- Exercise goal
Below is a set of records; restate each one word for word.

[Dataset items]
+===+

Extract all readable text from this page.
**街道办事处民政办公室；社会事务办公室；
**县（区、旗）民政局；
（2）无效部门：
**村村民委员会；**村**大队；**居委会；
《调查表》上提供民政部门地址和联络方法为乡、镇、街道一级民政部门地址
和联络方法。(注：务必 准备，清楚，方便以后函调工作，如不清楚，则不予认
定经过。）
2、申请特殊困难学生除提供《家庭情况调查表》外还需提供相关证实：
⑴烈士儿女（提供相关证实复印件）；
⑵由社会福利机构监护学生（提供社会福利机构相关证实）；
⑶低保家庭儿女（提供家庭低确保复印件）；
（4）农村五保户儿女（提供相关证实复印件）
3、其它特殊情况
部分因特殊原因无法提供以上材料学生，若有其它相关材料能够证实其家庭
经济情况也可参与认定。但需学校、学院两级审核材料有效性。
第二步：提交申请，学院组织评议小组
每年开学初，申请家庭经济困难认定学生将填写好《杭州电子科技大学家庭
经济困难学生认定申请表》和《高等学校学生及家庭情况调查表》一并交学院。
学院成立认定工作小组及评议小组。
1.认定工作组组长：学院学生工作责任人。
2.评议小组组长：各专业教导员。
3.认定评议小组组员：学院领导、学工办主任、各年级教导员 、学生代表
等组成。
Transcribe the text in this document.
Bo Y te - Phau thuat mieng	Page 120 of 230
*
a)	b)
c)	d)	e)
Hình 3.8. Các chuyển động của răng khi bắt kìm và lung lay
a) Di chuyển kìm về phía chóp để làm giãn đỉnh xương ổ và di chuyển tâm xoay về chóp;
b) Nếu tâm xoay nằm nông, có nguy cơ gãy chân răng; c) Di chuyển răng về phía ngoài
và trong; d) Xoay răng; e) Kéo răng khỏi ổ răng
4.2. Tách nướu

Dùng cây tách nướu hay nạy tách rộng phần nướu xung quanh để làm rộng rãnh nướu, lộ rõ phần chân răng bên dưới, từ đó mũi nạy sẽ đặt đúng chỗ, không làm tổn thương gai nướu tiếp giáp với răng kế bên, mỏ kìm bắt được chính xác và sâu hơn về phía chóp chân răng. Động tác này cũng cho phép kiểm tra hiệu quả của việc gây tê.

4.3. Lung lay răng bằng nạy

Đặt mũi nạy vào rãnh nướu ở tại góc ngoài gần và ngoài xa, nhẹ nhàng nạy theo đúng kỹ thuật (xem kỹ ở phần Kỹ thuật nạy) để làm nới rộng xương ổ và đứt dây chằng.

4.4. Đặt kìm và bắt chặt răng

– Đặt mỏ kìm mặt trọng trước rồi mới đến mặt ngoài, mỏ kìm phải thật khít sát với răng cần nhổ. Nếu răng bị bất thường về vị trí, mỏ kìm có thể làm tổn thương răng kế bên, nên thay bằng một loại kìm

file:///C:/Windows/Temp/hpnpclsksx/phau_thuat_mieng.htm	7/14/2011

+===+

- Full solution
Extract all readable text from this page.
**街道办事处民政办公室；社会事务办公室；
**县（区、旗）民政局；
（2）无效部门：
**村村民委员会；**村**大队；**居委会；
《调查表》上提供民政部门地址和联络方法为乡、镇、街道一级民政部门地址
和联络方法。(注：务必 准备，清楚，方便以后函调工作，如不清楚，则不予认
定经过。）
2、申请特殊困难学生除提供《家庭情况调查表》外还需提供相关证实：
⑴烈士儿女（提供相关证实复印件）；
⑵由社会福利机构监护学生（提供社会福利机构相关证实）；
⑶低保家庭儿女（提供家庭低确保复印件）；
（4）农村五保户儿女（提供相关证实复印件）
3、其它特殊情况
部分因特殊原因无法提供以上材料学生，若有其它相关材料能够证实其家庭
经济情况也可参与认定。但需学校、学院两级审核材料有效性。
第二步：提交申请，学院组织评议小组
每年开学初，申请家庭经济困难认定学生将填写好《杭州电子科技大学家庭
经济困难学生认定申请表》和《高等学校学生及家庭情况调查表》一并交学院。
学院成立认定工作小组及评议小组。
1.认定工作组组长：学院学生工作责任人。
2.评议小组组长：各专业教导员。
3.认定评议小组组员：学院领导、学工办主任、各年级教导员 、学生代表
等组成。
Transcribe the text in this document.
Bo Y te - Phau thuat mieng	Page 120 of 230
*
a)	b)
c)	d)	e)
Hình 3.8. Các chuyển động của răng khi bắt kìm và lung lay
a) Di chuyển kìm về phía chóp để làm giãn đỉnh xương ổ và di chuyển tâm xoay về chóp;
b) Nếu tâm xoay nằm nông, có nguy cơ gãy chân răng; c) Di chuyển răng về phía ngoài
và trong; d) Xoay răng; e) Kéo răng khỏi ổ răng
4.2. Tách nướu

Dùng cây tách nướu hay nạy tách rộng phần nướu xung quanh để làm rộng rãnh nướu, lộ rõ phần chân răng bên dưới, từ đó mũi nạy sẽ đặt đúng chỗ, không làm tổn thương gai nướu tiếp giáp với răng kế bên, mỏ kìm bắt được chính xác và sâu hơn về phía chóp chân răng. Động tác này cũng cho phép kiểm tra hiệu quả của việc gây tê.

4.3. Lung lay răng bằng nạy

Đặt mũi nạy vào rãnh nướu ở tại góc ngoài gần và ngoài xa, nhẹ nhàng nạy theo đúng kỹ thuật (xem kỹ ở phần Kỹ thuật nạy) để làm nới rộng xương ổ và đứt dây chằng.

4.4. Đặt kìm và bắt chặt răng

– Đặt mỏ kìm mặt trọng trước rồi mới đến mặt ngoài, mỏ kìm phải thật khít sát với răng cần nhổ. Nếu răng bị bất thường về vị trí, mỏ kìm có thể làm tổn thương răng kế bên, nên thay bằng một loại kìm

file:///C:/Windows/Temp/hpnpclsksx/phau_thuat_mieng.htm	7/14/2011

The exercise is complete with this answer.